[Collected data]
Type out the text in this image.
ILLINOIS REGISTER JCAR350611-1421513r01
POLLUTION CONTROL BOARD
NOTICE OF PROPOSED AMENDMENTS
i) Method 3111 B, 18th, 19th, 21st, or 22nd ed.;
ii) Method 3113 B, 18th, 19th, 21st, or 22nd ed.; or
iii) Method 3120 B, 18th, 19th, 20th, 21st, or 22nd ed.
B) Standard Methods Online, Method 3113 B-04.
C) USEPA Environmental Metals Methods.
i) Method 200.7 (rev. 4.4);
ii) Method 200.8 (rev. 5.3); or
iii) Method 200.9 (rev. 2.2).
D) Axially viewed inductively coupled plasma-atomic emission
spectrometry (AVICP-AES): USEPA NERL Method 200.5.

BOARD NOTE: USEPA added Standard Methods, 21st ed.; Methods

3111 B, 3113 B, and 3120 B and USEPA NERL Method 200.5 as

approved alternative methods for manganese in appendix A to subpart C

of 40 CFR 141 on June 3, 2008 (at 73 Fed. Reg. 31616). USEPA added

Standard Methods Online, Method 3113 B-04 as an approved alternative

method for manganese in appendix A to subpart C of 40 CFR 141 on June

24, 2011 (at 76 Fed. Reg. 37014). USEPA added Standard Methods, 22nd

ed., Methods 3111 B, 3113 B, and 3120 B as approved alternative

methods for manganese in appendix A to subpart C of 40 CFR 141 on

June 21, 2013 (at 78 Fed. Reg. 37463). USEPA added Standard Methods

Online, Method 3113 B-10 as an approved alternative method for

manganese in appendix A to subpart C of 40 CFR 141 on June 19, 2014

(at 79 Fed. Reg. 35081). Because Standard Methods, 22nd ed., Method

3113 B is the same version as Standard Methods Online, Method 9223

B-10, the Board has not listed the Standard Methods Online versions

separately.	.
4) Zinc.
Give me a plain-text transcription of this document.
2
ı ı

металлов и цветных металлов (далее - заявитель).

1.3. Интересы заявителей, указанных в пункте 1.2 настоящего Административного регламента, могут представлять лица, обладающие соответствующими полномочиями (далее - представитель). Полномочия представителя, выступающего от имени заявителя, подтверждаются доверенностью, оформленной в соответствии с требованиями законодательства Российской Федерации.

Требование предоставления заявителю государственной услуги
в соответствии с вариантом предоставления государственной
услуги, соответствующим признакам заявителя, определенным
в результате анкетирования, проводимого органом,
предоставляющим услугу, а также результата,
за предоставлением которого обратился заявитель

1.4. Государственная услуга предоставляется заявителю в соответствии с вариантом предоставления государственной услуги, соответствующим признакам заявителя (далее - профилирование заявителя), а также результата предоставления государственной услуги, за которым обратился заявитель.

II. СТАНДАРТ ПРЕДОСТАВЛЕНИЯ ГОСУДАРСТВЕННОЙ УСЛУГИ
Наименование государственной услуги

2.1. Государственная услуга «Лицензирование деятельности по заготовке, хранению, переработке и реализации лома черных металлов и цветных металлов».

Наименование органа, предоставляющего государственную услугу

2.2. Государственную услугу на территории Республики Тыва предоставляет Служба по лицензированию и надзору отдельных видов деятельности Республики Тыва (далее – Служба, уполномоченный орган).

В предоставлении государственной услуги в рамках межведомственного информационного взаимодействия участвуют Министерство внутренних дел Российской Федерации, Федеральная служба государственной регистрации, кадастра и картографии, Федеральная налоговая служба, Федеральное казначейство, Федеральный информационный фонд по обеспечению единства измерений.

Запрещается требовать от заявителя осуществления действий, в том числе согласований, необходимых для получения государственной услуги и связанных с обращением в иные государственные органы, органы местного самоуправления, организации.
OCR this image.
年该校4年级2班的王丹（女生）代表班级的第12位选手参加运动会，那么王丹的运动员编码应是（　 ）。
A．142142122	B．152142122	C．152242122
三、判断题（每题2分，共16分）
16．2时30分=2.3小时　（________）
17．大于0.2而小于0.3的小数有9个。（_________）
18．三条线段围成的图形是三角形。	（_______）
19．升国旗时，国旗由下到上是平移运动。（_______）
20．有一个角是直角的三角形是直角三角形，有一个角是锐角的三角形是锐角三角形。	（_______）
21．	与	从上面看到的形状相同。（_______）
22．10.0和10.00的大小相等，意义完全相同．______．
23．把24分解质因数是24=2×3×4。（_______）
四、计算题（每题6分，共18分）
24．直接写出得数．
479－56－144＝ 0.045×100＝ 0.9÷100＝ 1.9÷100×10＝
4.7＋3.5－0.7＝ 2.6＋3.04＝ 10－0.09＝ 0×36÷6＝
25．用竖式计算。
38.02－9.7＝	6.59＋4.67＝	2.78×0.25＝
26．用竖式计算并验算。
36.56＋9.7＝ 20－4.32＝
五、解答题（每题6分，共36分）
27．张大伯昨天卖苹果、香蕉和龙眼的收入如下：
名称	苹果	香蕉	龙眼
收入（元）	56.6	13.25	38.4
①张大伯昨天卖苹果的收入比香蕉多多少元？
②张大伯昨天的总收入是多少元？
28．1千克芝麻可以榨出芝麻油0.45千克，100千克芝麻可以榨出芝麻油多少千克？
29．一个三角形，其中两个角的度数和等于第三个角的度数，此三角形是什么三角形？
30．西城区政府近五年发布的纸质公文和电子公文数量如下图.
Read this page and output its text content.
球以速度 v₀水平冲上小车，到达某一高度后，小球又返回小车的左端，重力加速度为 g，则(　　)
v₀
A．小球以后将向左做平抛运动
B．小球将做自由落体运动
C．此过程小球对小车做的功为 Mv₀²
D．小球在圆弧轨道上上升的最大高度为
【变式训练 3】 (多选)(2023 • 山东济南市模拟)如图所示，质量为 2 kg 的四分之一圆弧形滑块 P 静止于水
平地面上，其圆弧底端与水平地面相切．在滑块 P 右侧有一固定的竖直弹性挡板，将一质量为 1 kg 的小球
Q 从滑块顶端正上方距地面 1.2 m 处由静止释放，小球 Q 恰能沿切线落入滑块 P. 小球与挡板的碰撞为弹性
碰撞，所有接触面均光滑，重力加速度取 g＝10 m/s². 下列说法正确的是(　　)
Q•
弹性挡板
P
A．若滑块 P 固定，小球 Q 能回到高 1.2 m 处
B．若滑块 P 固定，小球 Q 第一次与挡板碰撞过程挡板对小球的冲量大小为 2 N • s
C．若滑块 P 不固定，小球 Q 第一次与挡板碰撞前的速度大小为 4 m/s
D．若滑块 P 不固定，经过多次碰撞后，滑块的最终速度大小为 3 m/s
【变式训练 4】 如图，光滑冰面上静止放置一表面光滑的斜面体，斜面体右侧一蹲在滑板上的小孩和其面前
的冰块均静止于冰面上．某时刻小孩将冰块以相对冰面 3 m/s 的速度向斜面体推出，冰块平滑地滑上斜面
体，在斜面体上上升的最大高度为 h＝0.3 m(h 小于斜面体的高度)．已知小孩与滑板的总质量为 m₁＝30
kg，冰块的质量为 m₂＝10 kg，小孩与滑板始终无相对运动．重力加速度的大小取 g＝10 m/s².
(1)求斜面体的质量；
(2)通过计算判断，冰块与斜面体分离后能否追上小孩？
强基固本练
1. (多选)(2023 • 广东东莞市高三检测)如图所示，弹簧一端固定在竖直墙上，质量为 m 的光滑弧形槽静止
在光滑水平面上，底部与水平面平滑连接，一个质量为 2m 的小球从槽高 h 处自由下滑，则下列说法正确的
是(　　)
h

▸ Exercise brief: Find each line holding "деятельности". Copy it out.

▸ Solution for this task:
2.1. Государственная услуга «Лицензирование деятельности по заготовке, хранению, переработке и реализации лома черных металлов и цветных металлов».
2.2. Государственную услугу на территории Республики Тыва предоставляет Служба по лицензированию и надзору отдельных видов деятельности Республики Тыва (далее – Служба, уполномоченный орган).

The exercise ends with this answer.